Aim of the exercise
Copy out each line that mentions the word "visible".

Data provided
********************

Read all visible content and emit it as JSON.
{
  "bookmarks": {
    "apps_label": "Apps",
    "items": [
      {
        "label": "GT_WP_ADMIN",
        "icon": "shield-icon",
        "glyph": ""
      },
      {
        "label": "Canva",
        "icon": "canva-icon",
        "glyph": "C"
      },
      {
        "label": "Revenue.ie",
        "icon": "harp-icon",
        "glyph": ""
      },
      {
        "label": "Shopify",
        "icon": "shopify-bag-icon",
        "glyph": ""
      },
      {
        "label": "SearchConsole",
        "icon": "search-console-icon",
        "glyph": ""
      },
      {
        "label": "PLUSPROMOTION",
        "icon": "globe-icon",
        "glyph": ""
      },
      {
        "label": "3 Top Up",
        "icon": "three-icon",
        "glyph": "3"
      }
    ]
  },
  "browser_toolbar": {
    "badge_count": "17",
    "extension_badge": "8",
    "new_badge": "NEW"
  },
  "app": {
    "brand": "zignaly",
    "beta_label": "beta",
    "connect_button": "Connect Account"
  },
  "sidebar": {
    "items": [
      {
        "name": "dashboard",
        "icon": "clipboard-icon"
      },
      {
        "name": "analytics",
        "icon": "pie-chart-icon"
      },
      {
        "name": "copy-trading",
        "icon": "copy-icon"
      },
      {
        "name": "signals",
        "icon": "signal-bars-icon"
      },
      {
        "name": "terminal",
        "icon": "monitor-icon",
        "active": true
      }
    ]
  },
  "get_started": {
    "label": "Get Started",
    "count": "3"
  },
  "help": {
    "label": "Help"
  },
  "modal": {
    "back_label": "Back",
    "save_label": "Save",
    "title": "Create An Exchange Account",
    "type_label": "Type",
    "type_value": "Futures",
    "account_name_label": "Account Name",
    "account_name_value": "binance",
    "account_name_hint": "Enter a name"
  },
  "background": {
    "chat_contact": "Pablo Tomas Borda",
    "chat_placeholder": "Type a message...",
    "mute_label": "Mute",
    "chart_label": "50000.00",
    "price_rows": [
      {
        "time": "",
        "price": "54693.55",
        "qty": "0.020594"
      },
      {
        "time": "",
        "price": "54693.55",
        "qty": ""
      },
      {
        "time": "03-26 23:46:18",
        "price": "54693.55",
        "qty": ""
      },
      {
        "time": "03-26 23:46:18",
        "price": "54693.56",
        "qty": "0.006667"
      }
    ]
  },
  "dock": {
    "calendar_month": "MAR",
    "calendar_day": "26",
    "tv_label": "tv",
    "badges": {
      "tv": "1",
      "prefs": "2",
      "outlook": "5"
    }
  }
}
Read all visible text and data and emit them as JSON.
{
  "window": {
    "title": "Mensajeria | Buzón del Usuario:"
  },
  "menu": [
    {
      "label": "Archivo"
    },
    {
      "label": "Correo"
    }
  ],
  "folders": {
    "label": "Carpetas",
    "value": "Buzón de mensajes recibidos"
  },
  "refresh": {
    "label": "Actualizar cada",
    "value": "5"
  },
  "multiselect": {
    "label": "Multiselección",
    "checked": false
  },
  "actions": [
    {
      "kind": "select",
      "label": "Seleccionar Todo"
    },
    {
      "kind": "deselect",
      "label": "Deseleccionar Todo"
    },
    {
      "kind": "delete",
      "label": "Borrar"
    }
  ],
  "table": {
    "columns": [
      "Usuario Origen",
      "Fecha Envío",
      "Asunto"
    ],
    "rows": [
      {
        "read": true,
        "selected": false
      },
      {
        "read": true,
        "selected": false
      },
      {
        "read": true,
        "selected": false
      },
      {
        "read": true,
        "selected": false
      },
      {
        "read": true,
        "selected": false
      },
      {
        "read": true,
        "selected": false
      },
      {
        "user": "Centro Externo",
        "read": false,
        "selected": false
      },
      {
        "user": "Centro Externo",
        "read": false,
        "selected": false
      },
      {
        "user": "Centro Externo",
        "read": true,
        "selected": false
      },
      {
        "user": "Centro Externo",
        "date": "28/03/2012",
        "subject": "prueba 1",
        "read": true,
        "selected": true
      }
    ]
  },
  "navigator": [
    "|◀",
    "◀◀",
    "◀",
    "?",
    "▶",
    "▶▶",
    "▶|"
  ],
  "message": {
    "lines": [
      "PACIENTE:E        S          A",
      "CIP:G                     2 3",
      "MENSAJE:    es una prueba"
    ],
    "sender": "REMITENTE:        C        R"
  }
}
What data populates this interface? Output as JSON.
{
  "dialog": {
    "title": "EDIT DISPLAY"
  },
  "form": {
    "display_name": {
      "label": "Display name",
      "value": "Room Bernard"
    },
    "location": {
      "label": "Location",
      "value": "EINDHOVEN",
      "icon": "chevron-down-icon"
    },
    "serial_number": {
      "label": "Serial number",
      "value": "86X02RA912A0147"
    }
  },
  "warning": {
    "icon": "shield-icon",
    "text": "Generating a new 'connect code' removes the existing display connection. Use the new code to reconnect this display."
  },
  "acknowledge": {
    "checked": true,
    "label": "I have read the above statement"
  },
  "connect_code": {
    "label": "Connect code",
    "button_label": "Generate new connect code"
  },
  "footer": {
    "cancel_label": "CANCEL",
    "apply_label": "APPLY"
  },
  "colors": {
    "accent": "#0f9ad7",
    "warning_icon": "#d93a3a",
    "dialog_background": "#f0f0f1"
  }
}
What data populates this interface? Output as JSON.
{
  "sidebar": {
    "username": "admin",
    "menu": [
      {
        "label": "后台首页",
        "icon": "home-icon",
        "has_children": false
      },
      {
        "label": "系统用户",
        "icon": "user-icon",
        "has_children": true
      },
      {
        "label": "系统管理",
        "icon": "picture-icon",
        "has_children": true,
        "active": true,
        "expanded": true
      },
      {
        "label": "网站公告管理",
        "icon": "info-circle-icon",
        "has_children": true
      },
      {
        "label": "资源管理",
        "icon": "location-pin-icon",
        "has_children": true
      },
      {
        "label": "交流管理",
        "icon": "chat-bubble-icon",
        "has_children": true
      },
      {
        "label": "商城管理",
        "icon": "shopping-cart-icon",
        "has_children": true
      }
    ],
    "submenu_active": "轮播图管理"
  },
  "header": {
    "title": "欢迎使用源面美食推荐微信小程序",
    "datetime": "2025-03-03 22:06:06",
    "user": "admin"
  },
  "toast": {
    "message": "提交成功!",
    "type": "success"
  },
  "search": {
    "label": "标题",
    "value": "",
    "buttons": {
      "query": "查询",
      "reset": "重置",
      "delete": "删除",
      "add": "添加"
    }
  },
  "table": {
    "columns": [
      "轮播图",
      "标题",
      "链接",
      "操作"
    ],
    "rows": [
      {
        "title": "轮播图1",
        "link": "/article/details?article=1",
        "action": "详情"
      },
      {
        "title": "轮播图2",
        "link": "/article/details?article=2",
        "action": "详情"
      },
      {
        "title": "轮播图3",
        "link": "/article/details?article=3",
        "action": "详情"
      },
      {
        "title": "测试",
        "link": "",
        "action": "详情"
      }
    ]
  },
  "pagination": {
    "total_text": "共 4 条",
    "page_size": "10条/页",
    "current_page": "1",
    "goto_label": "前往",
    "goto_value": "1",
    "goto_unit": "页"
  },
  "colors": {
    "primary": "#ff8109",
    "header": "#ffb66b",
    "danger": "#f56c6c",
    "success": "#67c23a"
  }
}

********************

Task solution
Read all visible content and emit it as JSON.
Read all visible text and data and emit them as JSON.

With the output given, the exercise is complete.